## TEXT EXCERPT
I’m working on a post for our company blog, thinking about how companies need to engage their employees when they are rolling out customer experience or digital transformation projects.
The post is about “breaking down the silos”, that is often discussed by industry commentators and vendors and I contest that there is another way; that we need to admit humans love silos (we’re tribal) and we should get over it and get these silos working together.
One of the points I make (or will make, as I am still working on it and it’s not scheduled to be posted for a couple of weeks) is that you need to bring people together behind a single mission. It’s the first thing I do with clients, to understand the highest level business objective we are driving towards.
When I think about the mission, I don’t mean “raise the share price”, although of course any digital transformation or content marketing project needs to be connected to an improvement in however success is measured in that business; whether it’s profit, share price, margin, customer acquisition or (rather refreshingly with a charity I work with) the number of people they touch – otherwise the project won’t attract the kind of executive sponsorship needed to bring the required business change.
So trying to define what I mean by “mission” in this context, if it’s not those hardened business metrics – I’m tempted to suggest that it’s like Theodore Levitt’s point from his classic essay Marketing Myopia; that the railway companies back in the 1950’s needed to figure out they were in the transportation business, in order to compete with the newly built highways and the automobile and not just competing with each other over rail travel.

## EXCERPTED DATA
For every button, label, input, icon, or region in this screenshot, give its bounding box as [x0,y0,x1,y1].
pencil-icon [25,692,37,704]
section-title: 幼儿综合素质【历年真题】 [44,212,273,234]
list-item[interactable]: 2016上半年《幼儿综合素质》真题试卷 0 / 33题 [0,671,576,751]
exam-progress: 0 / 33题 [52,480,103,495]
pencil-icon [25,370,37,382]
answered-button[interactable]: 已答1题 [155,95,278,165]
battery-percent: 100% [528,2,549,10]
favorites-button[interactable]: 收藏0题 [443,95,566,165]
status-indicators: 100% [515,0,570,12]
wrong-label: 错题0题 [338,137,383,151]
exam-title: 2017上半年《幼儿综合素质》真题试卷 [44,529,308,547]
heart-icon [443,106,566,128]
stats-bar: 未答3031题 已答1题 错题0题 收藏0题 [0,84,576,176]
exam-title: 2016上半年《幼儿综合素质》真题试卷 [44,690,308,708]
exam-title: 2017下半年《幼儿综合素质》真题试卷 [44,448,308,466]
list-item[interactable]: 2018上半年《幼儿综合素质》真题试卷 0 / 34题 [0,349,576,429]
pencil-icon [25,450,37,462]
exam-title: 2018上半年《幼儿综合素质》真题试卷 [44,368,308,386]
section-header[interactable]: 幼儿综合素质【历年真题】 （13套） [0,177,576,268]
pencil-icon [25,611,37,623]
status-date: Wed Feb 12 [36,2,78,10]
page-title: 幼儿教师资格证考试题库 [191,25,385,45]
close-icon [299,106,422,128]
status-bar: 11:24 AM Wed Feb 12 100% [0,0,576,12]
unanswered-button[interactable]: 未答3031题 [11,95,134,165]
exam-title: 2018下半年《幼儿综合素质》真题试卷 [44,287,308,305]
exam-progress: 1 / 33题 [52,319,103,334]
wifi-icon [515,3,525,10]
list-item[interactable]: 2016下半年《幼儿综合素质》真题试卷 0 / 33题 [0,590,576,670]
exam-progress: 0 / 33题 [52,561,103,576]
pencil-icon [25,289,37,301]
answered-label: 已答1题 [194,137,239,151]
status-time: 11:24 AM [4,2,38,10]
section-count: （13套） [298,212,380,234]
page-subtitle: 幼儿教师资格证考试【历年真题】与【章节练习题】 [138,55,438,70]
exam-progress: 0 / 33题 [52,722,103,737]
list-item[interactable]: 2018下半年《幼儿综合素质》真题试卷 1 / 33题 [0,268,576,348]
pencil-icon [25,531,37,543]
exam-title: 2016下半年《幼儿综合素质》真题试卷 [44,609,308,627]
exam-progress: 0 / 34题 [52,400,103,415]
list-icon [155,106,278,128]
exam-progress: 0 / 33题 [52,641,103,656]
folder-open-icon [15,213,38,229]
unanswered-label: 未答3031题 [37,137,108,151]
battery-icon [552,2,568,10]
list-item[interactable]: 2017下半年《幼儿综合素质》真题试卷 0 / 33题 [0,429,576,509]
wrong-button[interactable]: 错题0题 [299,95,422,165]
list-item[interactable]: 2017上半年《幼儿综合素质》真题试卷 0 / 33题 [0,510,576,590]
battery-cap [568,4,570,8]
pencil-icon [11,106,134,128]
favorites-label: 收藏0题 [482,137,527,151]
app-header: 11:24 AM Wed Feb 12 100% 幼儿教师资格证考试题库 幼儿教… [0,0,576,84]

## BRIEF
Pick up the blog draft on uniting company silos behind a shared mission after its last sentence and write the next few paragraphs.

## RESULT
Wise words and it’s not the first time old Theodore gets a mention in this blog – yes, organizations need to look outside their traditional competitors and take a look at a broader sector for the business they are really in.
However for digital marketers the competition is everything else someone could be doing, rather than engaging with their message and content. Youtube, Facebook and any number of top 10 distraction posts vying for their attention.
Ah, their attention.
It’s often written that we are all in the attention business.
A maxim that’s probably been uttered since man advertised their hunting prowess with hand crafted owned media on the walls of their caves.
Plus, rather handily – attention is easy to measure; it’s web hits and page views. We can put that in a KPI or even a marketers comp plan.
Attention is easy to get, as I have said on a number of times in my writing and speaking – I have the perfect digital strategy for that – we just need to train a cat to play the Harlem shake on the piano and video it.
Splendid – I can return to writing my company blog post. The mission is to get people’s attention.
Oh hang on…
Unless you are selling advertising, attention is not a business objective for most organizations – its more than that.
I explored the idea that it’s about consent in a post on this blog a few years ago, that the audience is giving you permission to message and engage with them.
But having that permission is not a goal either, it’s the start of (hopefully) a conversation – you need to spend this consent wisely by providing something useful or interesting, something they will care about.
Now you’ve got their attention, gained their consent and provided them with something useful or interesting.
Now you’ve engaged them.
That’s more like it – we are all in the engagement business.
Seeking attention image shared under creative commons license courtesy of Jonny Hughes.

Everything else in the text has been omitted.